▶ _DATASET ROWS_
◆ ◆ ◆ ◆
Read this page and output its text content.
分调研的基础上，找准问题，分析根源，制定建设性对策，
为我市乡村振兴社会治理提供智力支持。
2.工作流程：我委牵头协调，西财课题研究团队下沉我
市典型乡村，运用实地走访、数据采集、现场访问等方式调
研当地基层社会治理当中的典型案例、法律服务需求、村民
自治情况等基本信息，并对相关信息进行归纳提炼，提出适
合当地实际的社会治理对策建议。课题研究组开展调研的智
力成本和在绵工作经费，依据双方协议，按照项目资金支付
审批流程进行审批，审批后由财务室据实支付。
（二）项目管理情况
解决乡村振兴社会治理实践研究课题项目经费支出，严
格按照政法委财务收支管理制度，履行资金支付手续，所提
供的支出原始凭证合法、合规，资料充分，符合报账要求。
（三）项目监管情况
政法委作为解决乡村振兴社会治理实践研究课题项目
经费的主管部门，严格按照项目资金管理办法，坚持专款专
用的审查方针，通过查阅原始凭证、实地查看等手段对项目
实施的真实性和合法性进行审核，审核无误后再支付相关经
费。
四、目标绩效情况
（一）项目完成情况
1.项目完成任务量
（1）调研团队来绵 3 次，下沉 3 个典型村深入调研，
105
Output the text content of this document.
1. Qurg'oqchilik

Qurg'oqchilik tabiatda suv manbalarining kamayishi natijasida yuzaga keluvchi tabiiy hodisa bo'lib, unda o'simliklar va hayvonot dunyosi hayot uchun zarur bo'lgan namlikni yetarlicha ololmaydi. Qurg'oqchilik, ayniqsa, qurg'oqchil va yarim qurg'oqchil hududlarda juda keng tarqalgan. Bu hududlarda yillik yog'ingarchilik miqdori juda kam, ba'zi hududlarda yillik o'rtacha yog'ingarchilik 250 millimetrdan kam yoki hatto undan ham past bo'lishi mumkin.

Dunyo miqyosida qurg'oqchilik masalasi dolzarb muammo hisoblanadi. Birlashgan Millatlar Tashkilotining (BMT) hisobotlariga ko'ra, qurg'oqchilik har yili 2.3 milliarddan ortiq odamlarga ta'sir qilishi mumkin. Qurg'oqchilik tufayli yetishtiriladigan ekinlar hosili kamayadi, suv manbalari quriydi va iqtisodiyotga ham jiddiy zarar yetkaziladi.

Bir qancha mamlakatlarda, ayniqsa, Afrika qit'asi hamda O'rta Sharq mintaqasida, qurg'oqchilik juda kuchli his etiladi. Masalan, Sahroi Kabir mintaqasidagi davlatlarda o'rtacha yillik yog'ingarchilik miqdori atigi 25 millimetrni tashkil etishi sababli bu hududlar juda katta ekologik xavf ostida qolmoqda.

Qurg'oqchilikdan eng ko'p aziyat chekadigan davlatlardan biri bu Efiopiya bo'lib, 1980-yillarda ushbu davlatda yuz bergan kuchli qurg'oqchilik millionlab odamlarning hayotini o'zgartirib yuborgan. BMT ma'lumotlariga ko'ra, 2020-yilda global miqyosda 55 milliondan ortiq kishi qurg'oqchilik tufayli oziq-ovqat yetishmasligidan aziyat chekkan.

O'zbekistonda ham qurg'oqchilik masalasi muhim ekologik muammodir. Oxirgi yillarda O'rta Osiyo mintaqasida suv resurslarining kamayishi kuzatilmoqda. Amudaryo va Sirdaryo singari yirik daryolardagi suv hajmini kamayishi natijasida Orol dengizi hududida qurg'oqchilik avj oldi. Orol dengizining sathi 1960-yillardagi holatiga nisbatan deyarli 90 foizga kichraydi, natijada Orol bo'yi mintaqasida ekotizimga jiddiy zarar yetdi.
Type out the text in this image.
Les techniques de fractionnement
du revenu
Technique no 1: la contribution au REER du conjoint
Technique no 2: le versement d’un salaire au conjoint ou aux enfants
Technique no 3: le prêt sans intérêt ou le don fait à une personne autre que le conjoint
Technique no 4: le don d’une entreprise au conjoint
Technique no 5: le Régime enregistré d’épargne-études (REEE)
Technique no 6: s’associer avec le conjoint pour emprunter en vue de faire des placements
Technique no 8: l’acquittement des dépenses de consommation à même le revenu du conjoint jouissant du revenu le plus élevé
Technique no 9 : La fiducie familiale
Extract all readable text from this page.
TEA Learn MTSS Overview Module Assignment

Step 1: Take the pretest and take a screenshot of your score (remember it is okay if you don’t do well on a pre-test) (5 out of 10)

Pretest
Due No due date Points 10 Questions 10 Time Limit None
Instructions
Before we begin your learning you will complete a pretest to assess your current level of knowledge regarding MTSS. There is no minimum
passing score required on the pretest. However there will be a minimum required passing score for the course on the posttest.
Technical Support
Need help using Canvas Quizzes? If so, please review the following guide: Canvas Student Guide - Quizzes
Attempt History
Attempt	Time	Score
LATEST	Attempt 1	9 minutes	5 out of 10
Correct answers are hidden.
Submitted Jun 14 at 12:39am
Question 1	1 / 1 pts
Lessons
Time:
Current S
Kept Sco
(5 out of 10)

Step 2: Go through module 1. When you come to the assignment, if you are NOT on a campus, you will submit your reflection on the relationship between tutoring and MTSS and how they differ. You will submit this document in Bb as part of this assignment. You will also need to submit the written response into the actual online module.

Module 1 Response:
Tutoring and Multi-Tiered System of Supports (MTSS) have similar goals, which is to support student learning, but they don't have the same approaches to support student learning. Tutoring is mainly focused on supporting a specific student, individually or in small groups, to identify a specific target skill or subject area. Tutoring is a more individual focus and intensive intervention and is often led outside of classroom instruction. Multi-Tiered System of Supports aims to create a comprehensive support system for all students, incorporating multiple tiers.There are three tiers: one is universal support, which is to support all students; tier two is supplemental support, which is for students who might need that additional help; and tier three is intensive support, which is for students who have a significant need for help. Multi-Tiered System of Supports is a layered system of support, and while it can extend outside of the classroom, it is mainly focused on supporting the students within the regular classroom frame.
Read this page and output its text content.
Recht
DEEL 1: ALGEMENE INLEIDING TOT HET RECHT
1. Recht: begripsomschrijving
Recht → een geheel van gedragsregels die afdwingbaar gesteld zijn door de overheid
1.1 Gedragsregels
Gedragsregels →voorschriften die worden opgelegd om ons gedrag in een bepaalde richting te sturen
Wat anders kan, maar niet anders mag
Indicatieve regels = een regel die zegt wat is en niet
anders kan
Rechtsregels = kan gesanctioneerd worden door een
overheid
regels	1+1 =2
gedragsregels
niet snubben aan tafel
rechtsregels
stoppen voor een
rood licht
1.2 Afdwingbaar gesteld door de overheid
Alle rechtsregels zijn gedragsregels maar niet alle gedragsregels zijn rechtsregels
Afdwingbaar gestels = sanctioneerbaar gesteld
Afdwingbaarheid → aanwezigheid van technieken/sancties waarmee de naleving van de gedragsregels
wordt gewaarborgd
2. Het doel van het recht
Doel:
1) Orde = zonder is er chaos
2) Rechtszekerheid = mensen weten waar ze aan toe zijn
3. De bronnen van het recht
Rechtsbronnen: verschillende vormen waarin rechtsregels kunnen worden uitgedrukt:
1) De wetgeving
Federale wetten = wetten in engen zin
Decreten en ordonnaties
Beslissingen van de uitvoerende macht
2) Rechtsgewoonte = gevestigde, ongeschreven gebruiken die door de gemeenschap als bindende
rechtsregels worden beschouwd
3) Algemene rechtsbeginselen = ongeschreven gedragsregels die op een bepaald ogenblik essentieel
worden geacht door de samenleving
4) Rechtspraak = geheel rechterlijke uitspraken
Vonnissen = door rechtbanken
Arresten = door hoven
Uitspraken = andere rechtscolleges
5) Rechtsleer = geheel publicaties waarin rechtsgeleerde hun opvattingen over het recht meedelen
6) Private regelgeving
◆ ◆ ◆ ◆
▶ _PROBLEM TO WORK ON_
Please quote the data above in full, with no line missing.

▶ _COMPLETED TASK_
Read this page and output its text content.
分调研的基础上，找准问题，分析根源，制定建设性对策，
为我市乡村振兴社会治理提供智力支持。
2.工作流程：我委牵头协调，西财课题研究团队下沉我
市典型乡村，运用实地走访、数据采集、现场访问等方式调
研当地基层社会治理当中的典型案例、法律服务需求、村民
自治情况等基本信息，并对相关信息进行归纳提炼，提出适
合当地实际的社会治理对策建议。课题研究组开展调研的智
力成本和在绵工作经费，依据双方协议，按照项目资金支付
审批流程进行审批，审批后由财务室据实支付。
（二）项目管理情况
解决乡村振兴社会治理实践研究课题项目经费支出，严
格按照政法委财务收支管理制度，履行资金支付手续，所提
供的支出原始凭证合法、合规，资料充分，符合报账要求。
（三）项目监管情况
政法委作为解决乡村振兴社会治理实践研究课题项目
经费的主管部门，严格按照项目资金管理办法，坚持专款专
用的审查方针，通过查阅原始凭证、实地查看等手段对项目
实施的真实性和合法性进行审核，审核无误后再支付相关经
费。
四、目标绩效情况
（一）项目完成情况
1.项目完成任务量
（1）调研团队来绵 3 次，下沉 3 个典型村深入调研，
105
Output the text content of this document.
1. Qurg'oqchilik

Qurg'oqchilik tabiatda suv manbalarining kamayishi natijasida yuzaga keluvchi tabiiy hodisa bo'lib, unda o'simliklar va hayvonot dunyosi hayot uchun zarur bo'lgan namlikni yetarlicha ololmaydi. Qurg'oqchilik, ayniqsa, qurg'oqchil va yarim qurg'oqchil hududlarda juda keng tarqalgan. Bu hududlarda yillik yog'ingarchilik miqdori juda kam, ba'zi hududlarda yillik o'rtacha yog'ingarchilik 250 millimetrdan kam yoki hatto undan ham past bo'lishi mumkin.

Dunyo miqyosida qurg'oqchilik masalasi dolzarb muammo hisoblanadi. Birlashgan Millatlar Tashkilotining (BMT) hisobotlariga ko'ra, qurg'oqchilik har yili 2.3 milliarddan ortiq odamlarga ta'sir qilishi mumkin. Qurg'oqchilik tufayli yetishtiriladigan ekinlar hosili kamayadi, suv manbalari quriydi va iqtisodiyotga ham jiddiy zarar yetkaziladi.

Bir qancha mamlakatlarda, ayniqsa, Afrika qit'asi hamda O'rta Sharq mintaqasida, qurg'oqchilik juda kuchli his etiladi. Masalan, Sahroi Kabir mintaqasidagi davlatlarda o'rtacha yillik yog'ingarchilik miqdori atigi 25 millimetrni tashkil etishi sababli bu hududlar juda katta ekologik xavf ostida qolmoqda.

Qurg'oqchilikdan eng ko'p aziyat chekadigan davlatlardan biri bu Efiopiya bo'lib, 1980-yillarda ushbu davlatda yuz bergan kuchli qurg'oqchilik millionlab odamlarning hayotini o'zgartirib yuborgan. BMT ma'lumotlariga ko'ra, 2020-yilda global miqyosda 55 milliondan ortiq kishi qurg'oqchilik tufayli oziq-ovqat yetishmasligidan aziyat chekkan.

O'zbekistonda ham qurg'oqchilik masalasi muhim ekologik muammodir. Oxirgi yillarda O'rta Osiyo mintaqasida suv resurslarining kamayishi kuzatilmoqda. Amudaryo va Sirdaryo singari yirik daryolardagi suv hajmini kamayishi natijasida Orol dengizi hududida qurg'oqchilik avj oldi. Orol dengizining sathi 1960-yillardagi holatiga nisbatan deyarli 90 foizga kichraydi, natijada Orol bo'yi mintaqasida ekotizimga jiddiy zarar yetdi.
Type out the text in this image.
Les techniques de fractionnement
du revenu
Technique no 1: la contribution au REER du conjoint
Technique no 2: le versement d’un salaire au conjoint ou aux enfants
Technique no 3: le prêt sans intérêt ou le don fait à une personne autre que le conjoint
Technique no 4: le don d’une entreprise au conjoint
Technique no 5: le Régime enregistré d’épargne-études (REEE)
Technique no 6: s’associer avec le conjoint pour emprunter en vue de faire des placements
Technique no 8: l’acquittement des dépenses de consommation à même le revenu du conjoint jouissant du revenu le plus élevé
Technique no 9 : La fiducie familiale
Extract all readable text from this page.
TEA Learn MTSS Overview Module Assignment

Step 1: Take the pretest and take a screenshot of your score (remember it is okay if you don’t do well on a pre-test) (5 out of 10)

Pretest
Due No due date Points 10 Questions 10 Time Limit None
Instructions
Before we begin your learning you will complete a pretest to assess your current level of knowledge regarding MTSS. There is no minimum
passing score required on the pretest. However there will be a minimum required passing score for the course on the posttest.
Technical Support
Need help using Canvas Quizzes? If so, please review the following guide: Canvas Student Guide - Quizzes
Attempt History
Attempt	Time	Score
LATEST	Attempt 1	9 minutes	5 out of 10
Correct answers are hidden.
Submitted Jun 14 at 12:39am
Question 1	1 / 1 pts
Lessons
Time:
Current S
Kept Sco
(5 out of 10)

Step 2: Go through module 1. When you come to the assignment, if you are NOT on a campus, you will submit your reflection on the relationship between tutoring and MTSS and how they differ. You will submit this document in Bb as part of this assignment. You will also need to submit the written response into the actual online module.

Module 1 Response:
Tutoring and Multi-Tiered System of Supports (MTSS) have similar goals, which is to support student learning, but they don't have the same approaches to support student learning. Tutoring is mainly focused on supporting a specific student, individually or in small groups, to identify a specific target skill or subject area. Tutoring is a more individual focus and intensive intervention and is often led outside of classroom instruction. Multi-Tiered System of Supports aims to create a comprehensive support system for all students, incorporating multiple tiers.There are three tiers: one is universal support, which is to support all students; tier two is supplemental support, which is for students who might need that additional help; and tier three is intensive support, which is for students who have a significant need for help. Multi-Tiered System of Supports is a layered system of support, and while it can extend outside of the classroom, it is mainly focused on supporting the students within the regular classroom frame.
Read this page and output its text content.
Recht
DEEL 1: ALGEMENE INLEIDING TOT HET RECHT
1. Recht: begripsomschrijving
Recht → een geheel van gedragsregels die afdwingbaar gesteld zijn door de overheid
1.1 Gedragsregels
Gedragsregels →voorschriften die worden opgelegd om ons gedrag in een bepaalde richting te sturen
Wat anders kan, maar niet anders mag
Indicatieve regels = een regel die zegt wat is en niet
anders kan
Rechtsregels = kan gesanctioneerd worden door een
overheid
regels	1+1 =2
gedragsregels
niet snubben aan tafel
rechtsregels
stoppen voor een
rood licht
1.2 Afdwingbaar gesteld door de overheid
Alle rechtsregels zijn gedragsregels maar niet alle gedragsregels zijn rechtsregels
Afdwingbaar gestels = sanctioneerbaar gesteld
Afdwingbaarheid → aanwezigheid van technieken/sancties waarmee de naleving van de gedragsregels
wordt gewaarborgd
2. Het doel van het recht
Doel:
1) Orde = zonder is er chaos
2) Rechtszekerheid = mensen weten waar ze aan toe zijn
3. De bronnen van het recht
Rechtsbronnen: verschillende vormen waarin rechtsregels kunnen worden uitgedrukt:
1) De wetgeving
Federale wetten = wetten in engen zin
Decreten en ordonnaties
Beslissingen van de uitvoerende macht
2) Rechtsgewoonte = gevestigde, ongeschreven gebruiken die door de gemeenschap als bindende
rechtsregels worden beschouwd
3) Algemene rechtsbeginselen = ongeschreven gedragsregels die op een bepaald ogenblik essentieel
worden geacht door de samenleving
4) Rechtspraak = geheel rechterlijke uitspraken
Vonnissen = door rechtbanken
Arresten = door hoven
Uitspraken = andere rechtscolleges
5) Rechtsleer = geheel publicaties waarin rechtsgeleerde hun opvattingen over het recht meedelen
6) Private regelgeving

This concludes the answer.